#### Arbeitsanweisung
Überarbeite im Text über die Klagen gegen BP den Abschnitt zwischen „Bei dem jetzigen“ und „3,5 Milliarden zurückgestellt.“ einschließlich. Ersetze dabei „Gewässerverschmutzung“ durch „Wasserverschmutzung“ und gib den Abschnitt vollständig wieder.

Der Ölriese BP hat bisher 20 Milliarden US-Dollar für einen Fonds bereitgestellt, aus dem rund 200 000 Einzelpersonen und Kleinunternehmer abgefunden werden. Bisher berappte der Konzern 7,5 Milliarden für Entschädigungen und Kosten der Aufräumarbeiten. Er rechnet für sich mit Gesamtkosten durch die Katastrophe von 40 Milliarden Dollar.

Bei dem jetzigen Prozess geht es im Kern um die verbleibenden Schadenersatzklagen gegen BP und andere beteiligte Unternehmen. Die US-Regierung kann sich in ihrer Klage auf die relativ strenge Umweltgesetzgebung in den USA berufen. Gemäß dem »Clean Water Act« stehen alleine dem Zentralstaat pro Barrel Öl, das ausgelaufen ist, mindestens 1100 Dollar zu. Kann BP & Co. grobe Fahrlässigkeit nachgewiesen werden, wären es schon 4300 Dollar - die Gesamtsumme beliefe sich auf 17,6 Milliarden Dollar, und das nur für die Gewässerverschmutzung. Dafür hat BP aber nur 3,5 Milliarden zurückgestellt.

Stark verkompliziert wird der Prozess durch die Verteidigungsstrategie des Ölkonzerns. Dieser will die Kosten nämlich am liebsten auf den seinerzeitigen Besitzer und Betreiber der Bohrplattform, die Schweizer Firma Transocean, abwälzen, war damit aber schon vor mehreren Gerichten gescheitert. BP hat auch die US-Firma Halliburton verklagt, weil diese das Bohrloch im Meer mit einer mangelhaften Betonmischung verschlossen haben soll.

#### Datensätze
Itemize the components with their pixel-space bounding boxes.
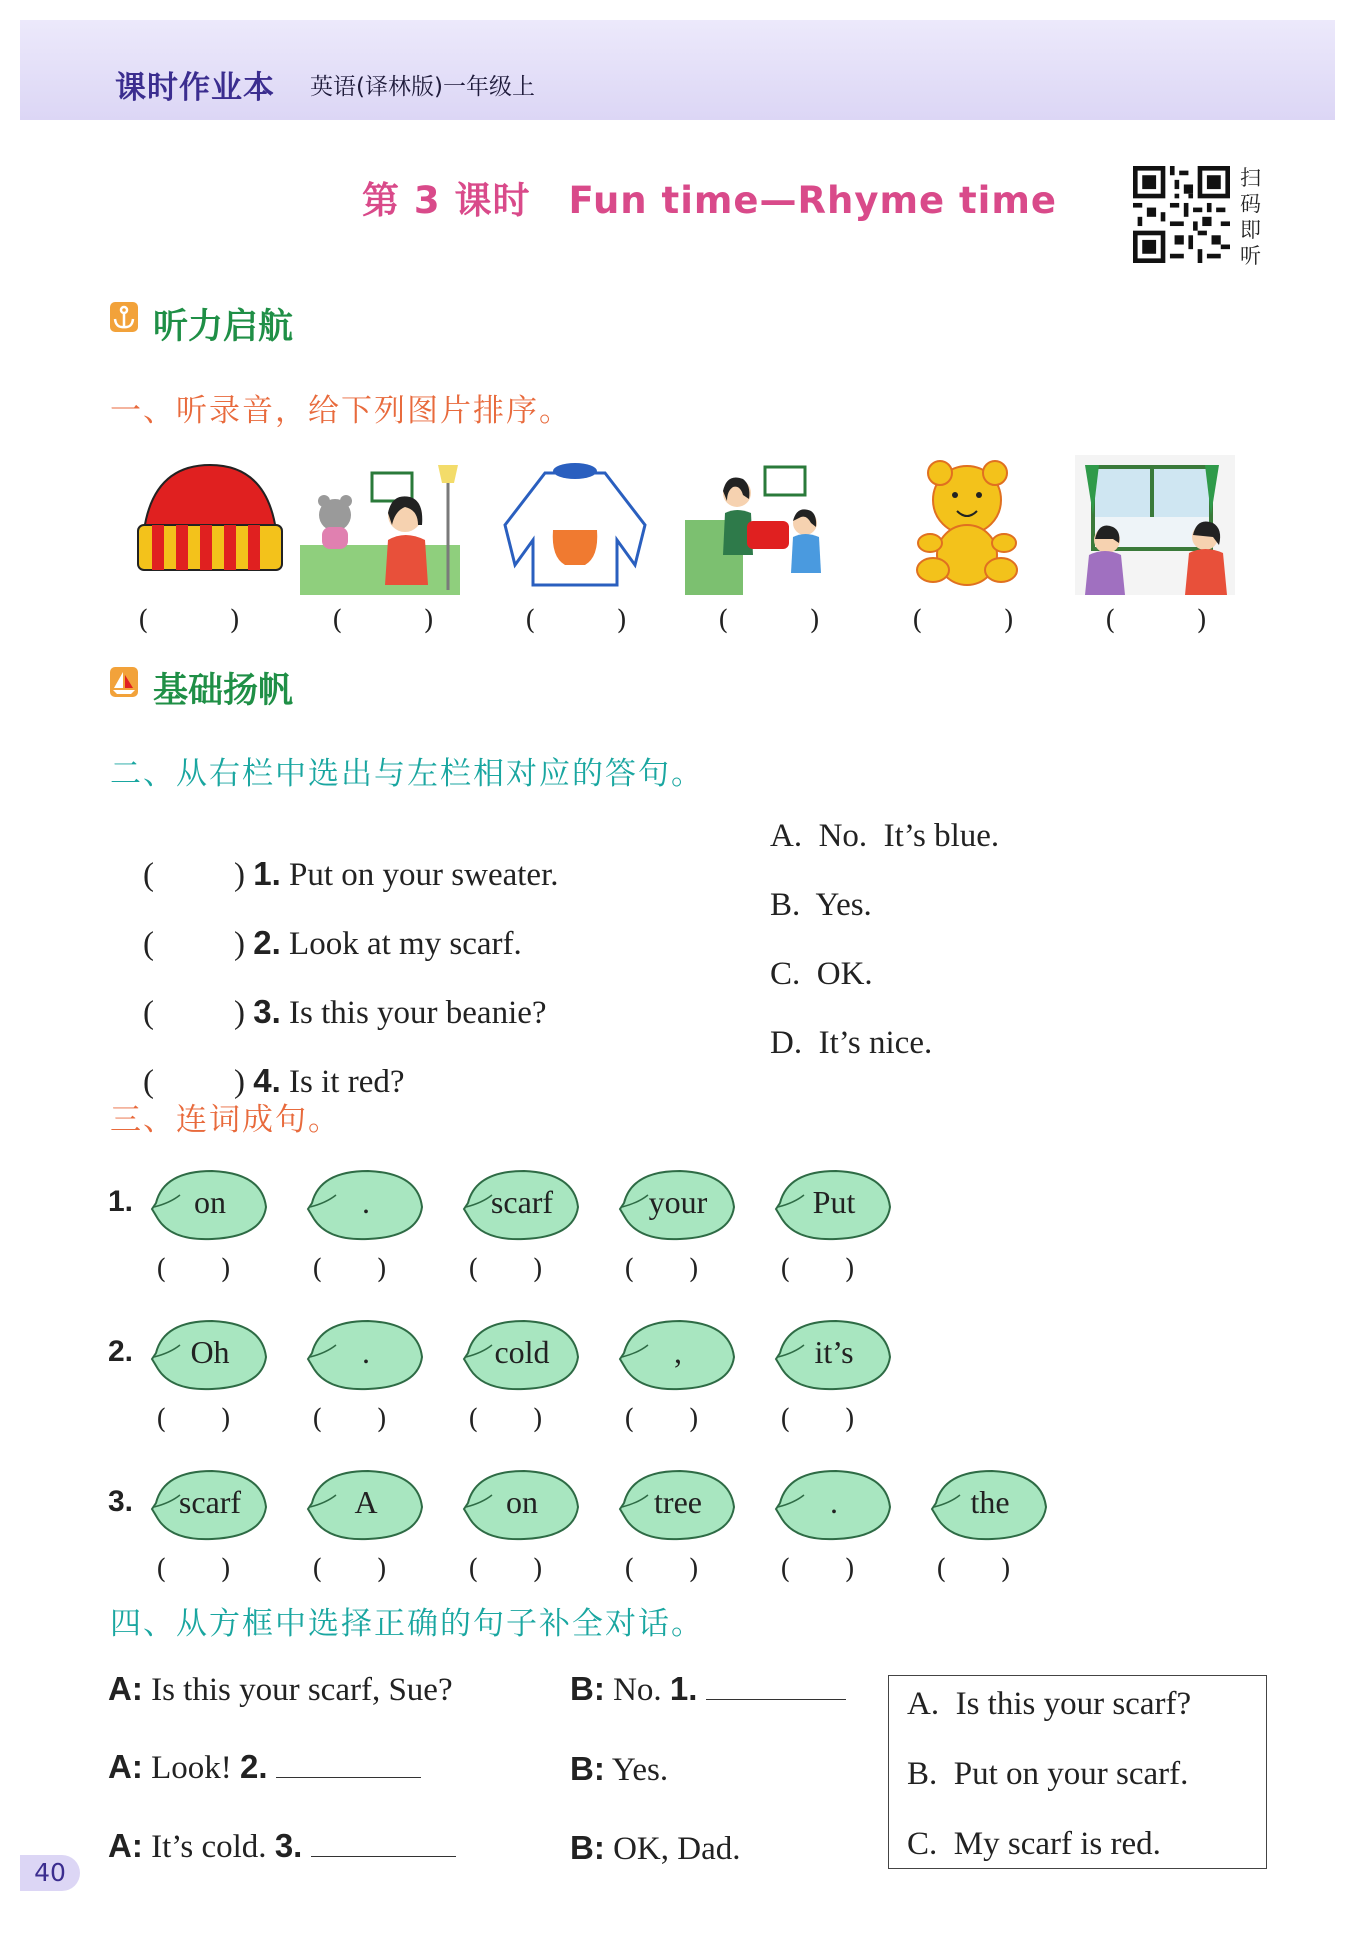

==

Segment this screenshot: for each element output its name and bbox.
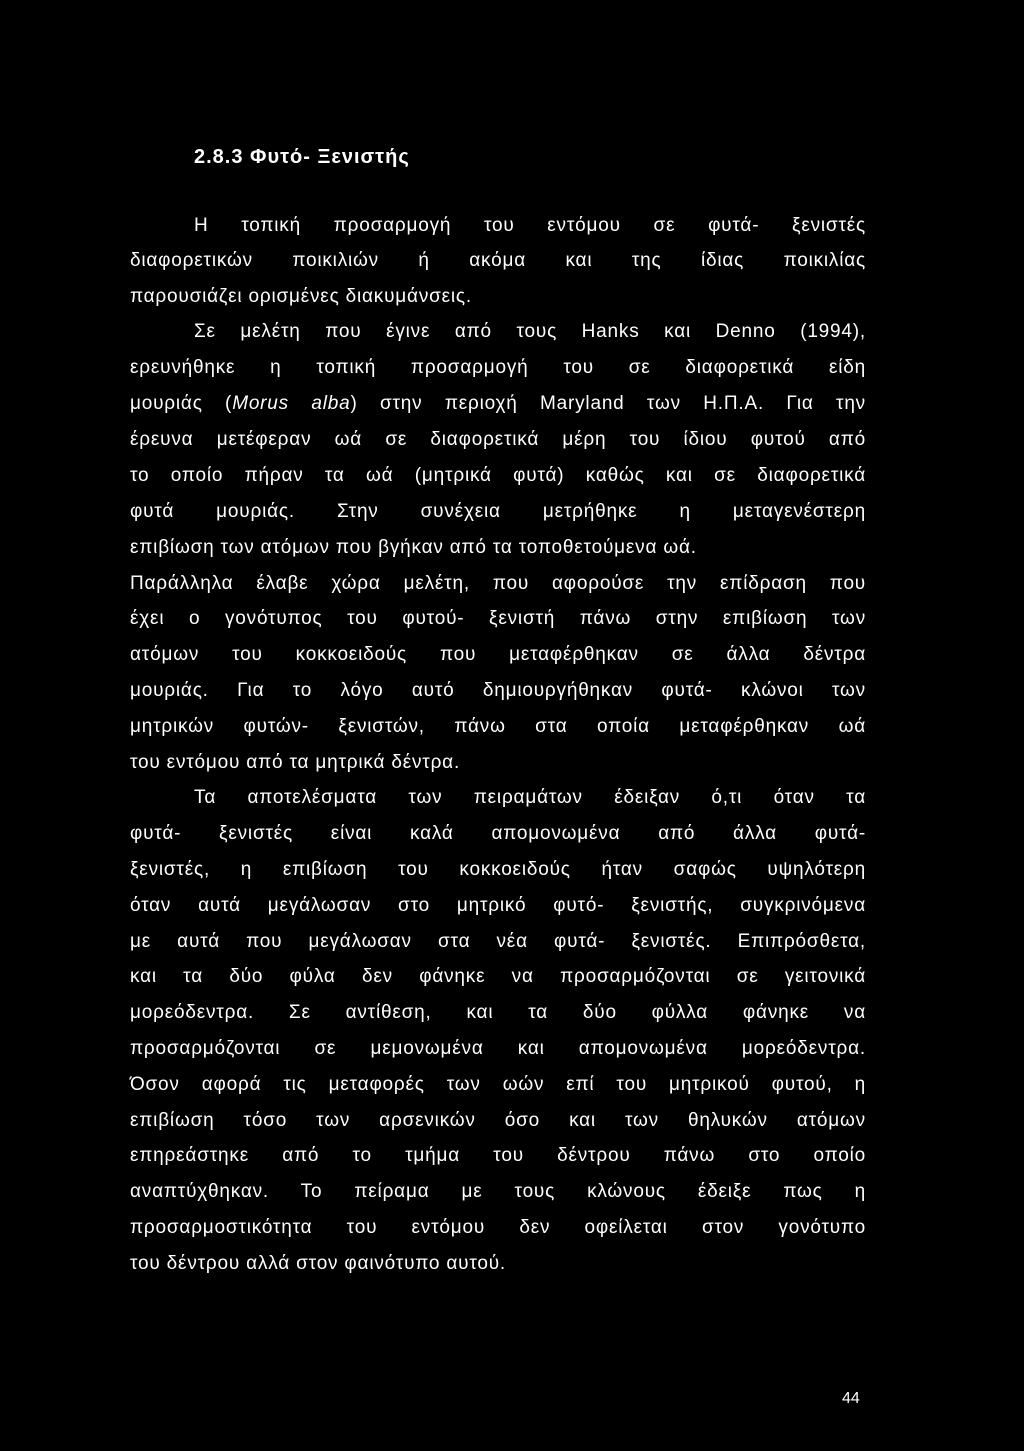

...

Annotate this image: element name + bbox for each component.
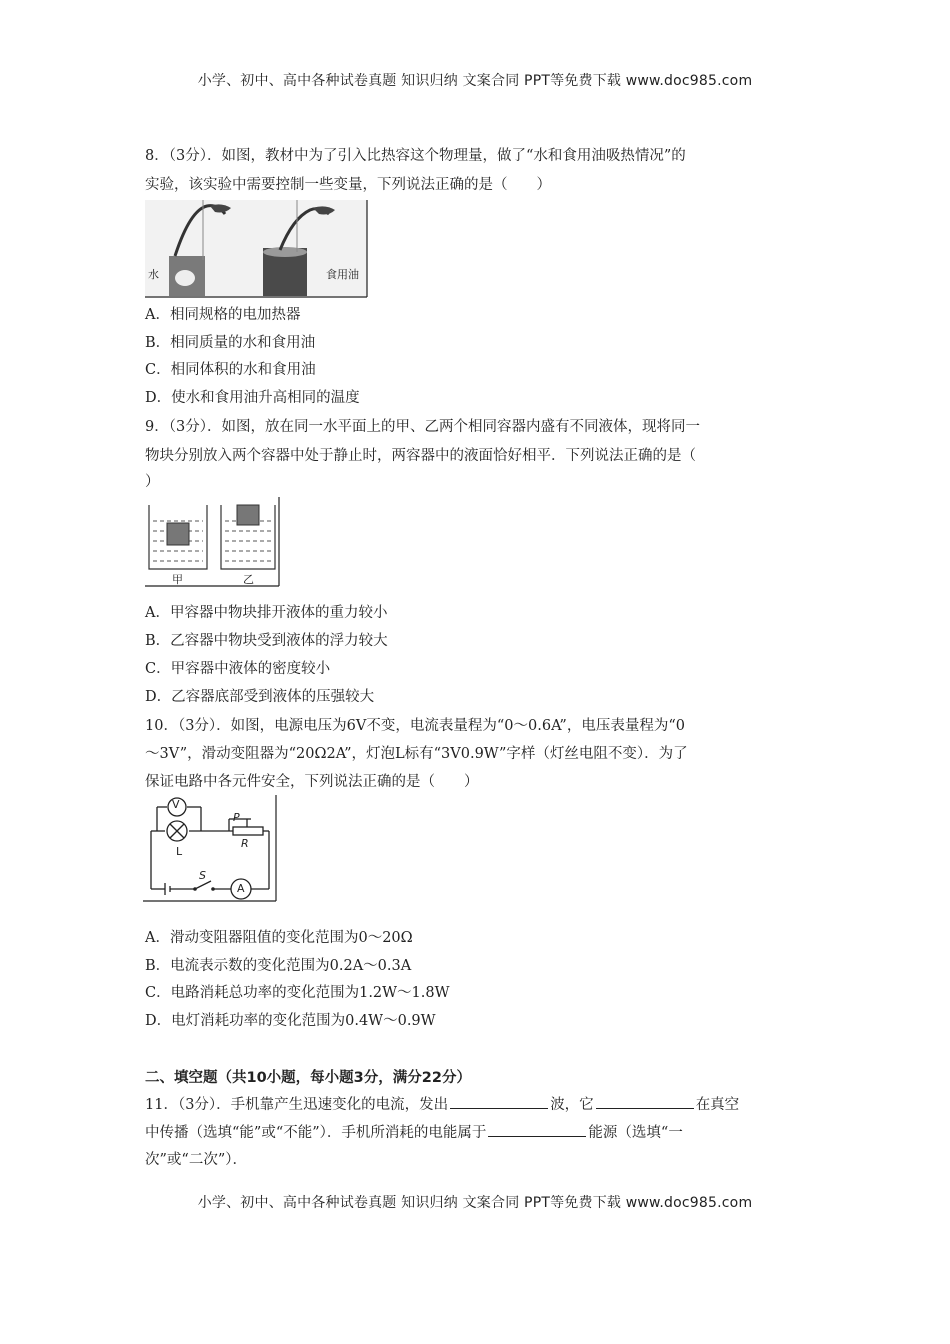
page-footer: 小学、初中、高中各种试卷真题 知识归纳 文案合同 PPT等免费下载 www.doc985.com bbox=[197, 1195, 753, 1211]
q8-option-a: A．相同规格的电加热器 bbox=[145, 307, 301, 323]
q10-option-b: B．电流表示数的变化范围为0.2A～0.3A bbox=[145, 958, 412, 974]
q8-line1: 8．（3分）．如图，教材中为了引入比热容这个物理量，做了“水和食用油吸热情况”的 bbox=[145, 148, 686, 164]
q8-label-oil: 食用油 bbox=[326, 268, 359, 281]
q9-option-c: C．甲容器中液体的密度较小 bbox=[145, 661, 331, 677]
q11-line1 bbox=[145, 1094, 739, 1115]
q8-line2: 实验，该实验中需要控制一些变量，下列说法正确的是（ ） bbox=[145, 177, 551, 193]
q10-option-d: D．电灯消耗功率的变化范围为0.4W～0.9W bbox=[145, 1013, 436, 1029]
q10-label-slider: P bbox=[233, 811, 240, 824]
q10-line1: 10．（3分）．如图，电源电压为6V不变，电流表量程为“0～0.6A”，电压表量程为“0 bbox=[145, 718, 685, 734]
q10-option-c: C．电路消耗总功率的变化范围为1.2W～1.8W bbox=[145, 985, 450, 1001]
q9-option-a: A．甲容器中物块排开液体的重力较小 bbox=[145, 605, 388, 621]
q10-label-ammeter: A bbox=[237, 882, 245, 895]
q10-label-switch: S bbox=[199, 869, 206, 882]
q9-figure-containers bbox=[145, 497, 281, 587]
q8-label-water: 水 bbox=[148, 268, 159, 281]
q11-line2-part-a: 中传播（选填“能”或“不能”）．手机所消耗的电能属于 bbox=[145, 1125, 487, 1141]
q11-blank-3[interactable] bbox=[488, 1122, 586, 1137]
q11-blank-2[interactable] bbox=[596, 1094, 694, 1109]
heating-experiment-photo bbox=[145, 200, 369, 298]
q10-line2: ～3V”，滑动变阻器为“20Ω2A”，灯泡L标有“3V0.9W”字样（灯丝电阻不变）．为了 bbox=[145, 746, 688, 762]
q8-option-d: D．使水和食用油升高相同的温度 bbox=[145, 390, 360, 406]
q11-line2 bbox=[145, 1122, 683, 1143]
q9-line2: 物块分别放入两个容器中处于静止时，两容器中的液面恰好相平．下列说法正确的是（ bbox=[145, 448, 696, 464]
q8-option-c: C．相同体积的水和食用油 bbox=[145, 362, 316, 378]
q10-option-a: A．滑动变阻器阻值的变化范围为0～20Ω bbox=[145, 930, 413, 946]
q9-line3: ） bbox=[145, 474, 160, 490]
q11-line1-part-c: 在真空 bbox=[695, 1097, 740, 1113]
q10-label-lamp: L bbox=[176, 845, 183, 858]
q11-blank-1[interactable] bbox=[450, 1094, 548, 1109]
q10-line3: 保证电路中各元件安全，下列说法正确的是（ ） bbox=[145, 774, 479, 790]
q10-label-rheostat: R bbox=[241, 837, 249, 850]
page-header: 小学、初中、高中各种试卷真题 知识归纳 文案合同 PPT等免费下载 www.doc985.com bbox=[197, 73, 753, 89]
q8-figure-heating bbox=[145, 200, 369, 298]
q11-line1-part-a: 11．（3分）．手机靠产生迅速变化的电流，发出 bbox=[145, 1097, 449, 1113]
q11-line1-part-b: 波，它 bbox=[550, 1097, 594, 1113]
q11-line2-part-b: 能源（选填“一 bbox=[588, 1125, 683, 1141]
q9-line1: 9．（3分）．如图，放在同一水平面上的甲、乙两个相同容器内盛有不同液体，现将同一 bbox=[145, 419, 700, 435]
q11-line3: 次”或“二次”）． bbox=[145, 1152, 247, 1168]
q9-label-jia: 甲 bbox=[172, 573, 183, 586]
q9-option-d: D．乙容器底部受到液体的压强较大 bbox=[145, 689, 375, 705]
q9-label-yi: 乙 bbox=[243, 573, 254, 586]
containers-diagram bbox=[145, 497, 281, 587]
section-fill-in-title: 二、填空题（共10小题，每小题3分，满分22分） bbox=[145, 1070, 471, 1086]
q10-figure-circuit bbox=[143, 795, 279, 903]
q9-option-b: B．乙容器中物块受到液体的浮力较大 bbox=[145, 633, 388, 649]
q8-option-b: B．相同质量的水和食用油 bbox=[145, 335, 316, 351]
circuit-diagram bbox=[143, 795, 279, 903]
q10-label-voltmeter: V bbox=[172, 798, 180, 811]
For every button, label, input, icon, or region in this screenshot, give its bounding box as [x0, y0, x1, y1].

#### Schriftliche Lösung
Bei dem jetzigen Prozess geht es im Kern um die verbleibenden Schadenersatzklagen gegen BP und andere beteiligte Unternehmen. Die US-Regierung kann sich in ihrer Klage auf die relativ strenge Umweltgesetzgebung in den USA berufen. Gemäß dem »Clean Water Act« stehen alleine dem Zentralstaat pro Barrel Öl, das ausgelaufen ist, mindestens 1100 Dollar zu. Kann BP & Co. grobe Fahrlässigkeit nachgewiesen werden, wären es schon 4300 Dollar - die Gesamtsumme beliefe sich auf 17,6 Milliarden Dollar, und das nur für die Wasserverschmutzung. Dafür hat BP aber nur 3,5 Milliarden zurückgestellt.